Note each line where "JSON" appears, and copy it.

-- start of Given data --

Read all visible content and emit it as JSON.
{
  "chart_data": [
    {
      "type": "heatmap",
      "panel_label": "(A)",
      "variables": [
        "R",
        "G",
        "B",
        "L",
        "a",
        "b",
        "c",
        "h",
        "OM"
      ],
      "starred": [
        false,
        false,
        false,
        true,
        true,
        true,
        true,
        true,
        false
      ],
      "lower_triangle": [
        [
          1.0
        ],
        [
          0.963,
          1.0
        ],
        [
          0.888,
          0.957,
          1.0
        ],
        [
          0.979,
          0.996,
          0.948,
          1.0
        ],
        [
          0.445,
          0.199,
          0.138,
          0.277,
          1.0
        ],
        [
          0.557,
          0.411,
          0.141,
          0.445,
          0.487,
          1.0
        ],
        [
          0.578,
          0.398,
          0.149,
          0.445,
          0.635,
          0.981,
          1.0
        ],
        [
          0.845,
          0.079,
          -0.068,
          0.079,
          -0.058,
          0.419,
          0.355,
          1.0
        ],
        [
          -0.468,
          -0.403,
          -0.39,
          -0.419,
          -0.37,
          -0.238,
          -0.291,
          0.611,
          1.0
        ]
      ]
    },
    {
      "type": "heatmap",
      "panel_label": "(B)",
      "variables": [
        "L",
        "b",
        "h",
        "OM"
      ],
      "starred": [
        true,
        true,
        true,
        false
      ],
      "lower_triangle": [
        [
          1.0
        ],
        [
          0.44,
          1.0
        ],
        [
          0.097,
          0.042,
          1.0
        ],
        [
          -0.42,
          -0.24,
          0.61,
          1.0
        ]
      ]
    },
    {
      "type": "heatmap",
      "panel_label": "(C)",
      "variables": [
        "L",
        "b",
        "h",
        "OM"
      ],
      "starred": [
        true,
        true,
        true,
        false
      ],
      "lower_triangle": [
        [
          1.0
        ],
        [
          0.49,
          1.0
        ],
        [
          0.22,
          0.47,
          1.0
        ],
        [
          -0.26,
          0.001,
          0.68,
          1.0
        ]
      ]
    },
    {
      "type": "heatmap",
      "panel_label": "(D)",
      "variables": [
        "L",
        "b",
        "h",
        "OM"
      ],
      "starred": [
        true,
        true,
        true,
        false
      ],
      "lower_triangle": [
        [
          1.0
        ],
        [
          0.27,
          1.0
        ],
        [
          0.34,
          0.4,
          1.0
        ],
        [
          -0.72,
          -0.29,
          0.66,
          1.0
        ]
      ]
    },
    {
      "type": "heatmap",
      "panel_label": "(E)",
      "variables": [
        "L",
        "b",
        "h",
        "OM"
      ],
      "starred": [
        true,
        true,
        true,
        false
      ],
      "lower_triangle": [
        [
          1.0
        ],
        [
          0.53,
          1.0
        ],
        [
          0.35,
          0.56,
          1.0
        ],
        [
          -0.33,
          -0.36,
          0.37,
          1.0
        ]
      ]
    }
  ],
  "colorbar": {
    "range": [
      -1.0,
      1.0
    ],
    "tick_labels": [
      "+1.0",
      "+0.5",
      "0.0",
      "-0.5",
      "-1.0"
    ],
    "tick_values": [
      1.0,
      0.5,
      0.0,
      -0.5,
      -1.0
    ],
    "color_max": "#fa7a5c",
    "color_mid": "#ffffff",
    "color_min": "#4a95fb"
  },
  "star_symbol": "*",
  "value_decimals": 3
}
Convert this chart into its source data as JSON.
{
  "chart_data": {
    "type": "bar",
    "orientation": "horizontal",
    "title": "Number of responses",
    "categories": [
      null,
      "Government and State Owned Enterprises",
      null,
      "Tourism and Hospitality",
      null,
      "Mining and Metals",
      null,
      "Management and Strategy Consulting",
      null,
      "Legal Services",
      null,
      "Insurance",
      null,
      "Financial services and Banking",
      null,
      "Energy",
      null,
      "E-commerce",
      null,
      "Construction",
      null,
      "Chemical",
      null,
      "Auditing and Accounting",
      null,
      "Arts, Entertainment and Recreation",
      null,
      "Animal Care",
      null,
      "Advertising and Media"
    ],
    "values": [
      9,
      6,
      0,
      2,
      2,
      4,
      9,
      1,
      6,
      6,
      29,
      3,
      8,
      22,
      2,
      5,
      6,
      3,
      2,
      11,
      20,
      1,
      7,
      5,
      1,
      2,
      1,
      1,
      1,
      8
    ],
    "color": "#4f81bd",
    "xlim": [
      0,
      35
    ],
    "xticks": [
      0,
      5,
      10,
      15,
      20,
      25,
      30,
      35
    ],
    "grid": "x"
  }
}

-- end of Given data --

Task response>
Read all visible content and emit it as JSON.
Convert this chart into its source data as JSON.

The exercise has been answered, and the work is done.